Trump and Nixon hail law and order for everyone but themselves

Trump's sudden firing of the US domestic intelligence chief means provoking a "tribe" of law enforcement that brought down the former president four decades ago

Richard Nixon leaves the White House after resigning his post in 1974 following the Watergate scandal.
TRT World and Agencies

Richard Nixon leaves the White House after resigning his post in 1974 following the Watergate scandal.

How much do President Donald Trump and his predecessor Richard Nixon have in common? By some measure, they're extremely different politicians, but by other measures their attitudes toward their positions are startlingly similar.

Both pledged to bring back law and order, but have tried to evade law and order by any means necessary. And both have brazenly challenged the FBI, behaviour that led to an FBI official leaking information damaging enough to bring about NIxon's downfall. What's different about Trump is that while Nixon was secretive and careful in his speech, Trump chooses to broadcast his views on Twitter and in interviews with the press.

On Tuesday, US President Donald Trump abruptly fired James Comey, director of the Federal Bureau of Investigation, which was investigating links between his campaign, administration and Russian influence in the 2016 election – a simmering scandal that his political opponents believe should and could lead to his ouster from office.

"This is Nixonian," Sen. Bob Casey, a Democrat from Pennsylvania, said on Tuesday, echoing other first takes from across the capital, according to the Associated Press

In what has been a bizarre several days for the history of the presidency, the White House started the week backing the line that Comey's failure was in mishandling the investigation into Clinton's email server. Then, on Thursday night, Trump gave an interview with NBC's Lester Holt where he admitted the Russia investigation was the real reason for Comey's firing.

"And in fact when I decided to just do it I said to myself, I said, "You know, this Russia thing with Trump and Russia is a made-up story, it's an excuse by the Democrats for having lost an election that they should've won," Trump said.

Trump might not have needed to actually collude with the Russians, as he insists he hasn't, but firing Comey with the intention of disrupting an ongoing investigation could count as "obstruction of justice," one of those "high crimes and misdemeanors" that could start impeachment proceedings against the president.

Trump is behaving as a reality show chief executive officer would, but not as a commander-in-chief who lives in physical reality. Firing subordinates in business is simple. Firing subordinates, especially those appointed to ten-year terms like Comey, is more complex.

There's a saying in Washington DC: "The White House is the crown jewel of the federal prison system." Trump is finding that out the hard way. As a prisoner would, Trump's freedom has been circumscribed by the massive responsibilities of office and the ruthless gangs of lobbyists, lawmakers and activists that call the shots in DC. The capital is not a boardroom, it's a prison yard.

"The FBI is a tribal organization. You screw with the FBI, you screw with the institution of the FBI, and ... a lot of people are gonna be angry," Ben Wittes, a senior fellow at the Brookings Institute, told Vox.

Since Tuesday, a dynamic has emerged that should have Trump deeply worried. Democratic politicians had criticised Comey for his handling of Hillary Clinton's email investigation, but whatever ill-will lawmakers and pundits had for him is irrelevant. What matters now is what FBI agents can do to undermine or sabotage a president who has launched an attack on the investigative agency itself. The FBI is one group not even a president wants to defy, history shows.

But on Friday, that's exactly what Trump did.

-- -- --

| List of tasks |
[1] Do these statements agree with the Trump and Nixon article? (a) Comey was fired on a Tuesday. (b) Like Trump, Nixon aired his views openly. (c) Trump spoke with Lester Holt of NBC on Thursday night. Answer yes or no for each, quoting the words that decide it.
[2] According to the Trump and Nixon article, why should the situation since Tuesday worry Trump, even though lawmakers had criticized Comey? Answer in one to three sentences.
[3] Restate the Trump and Nixon article word for word, everything from "There's a saying" down to "Institute, told Vox.".

| Information provided |

-- -- --

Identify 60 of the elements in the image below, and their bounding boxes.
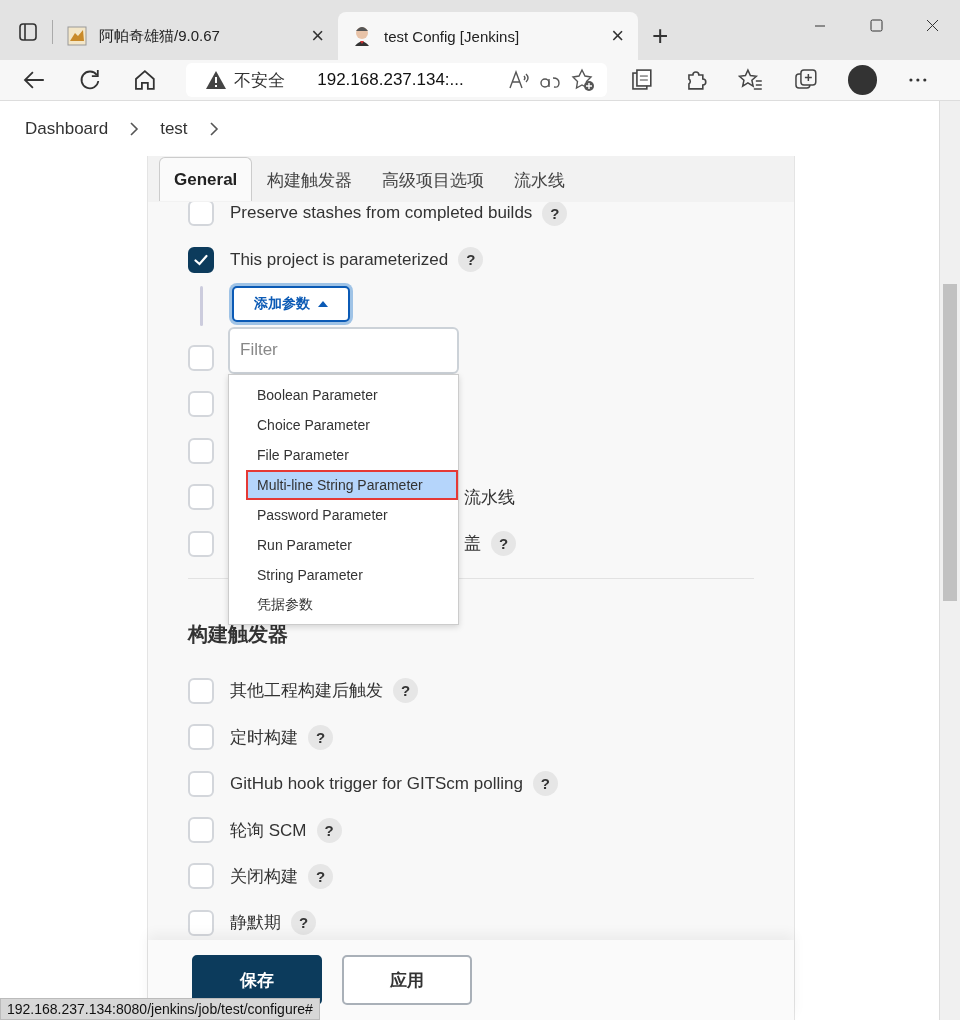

-- -- --

| Outputs by task |
[1]
(a) Yes: "On Tuesday, US President Donald Trump abruptly fired James Comey"
(b) No: "while Nixon was secretive and careful in his speech, Trump chooses to broadcast his views on Twitter and in interviews with the press"
(c) Yes: "Then, on Thursday night, Trump gave an interview with NBC's Lester Holt"

[2] Any ill will that lawmakers and pundits held toward Comey no longer matters. What matters is what FBI agents can do to undermine or sabotage a president who has attacked their agency. History shows the FBI is one group not even a president wants to defy.

[3]
There's a saying in Washington DC: "The White House is the crown jewel of the federal prison system." Trump is finding that out the hard way. As a prisoner would, Trump's freedom has been circumscribed by the massive responsibilities of office and the ruthless gangs of lobbyists, lawmakers and activists that call the shots in DC. The capital is not a boardroom, it's a prison yard.

"The FBI is a tribal organization. You screw with the FBI, you screw with the institution of the FBI, and ... a lot of people are gonna be angry," Ben Wittes, a senior fellow at the Brookings Institute, told Vox.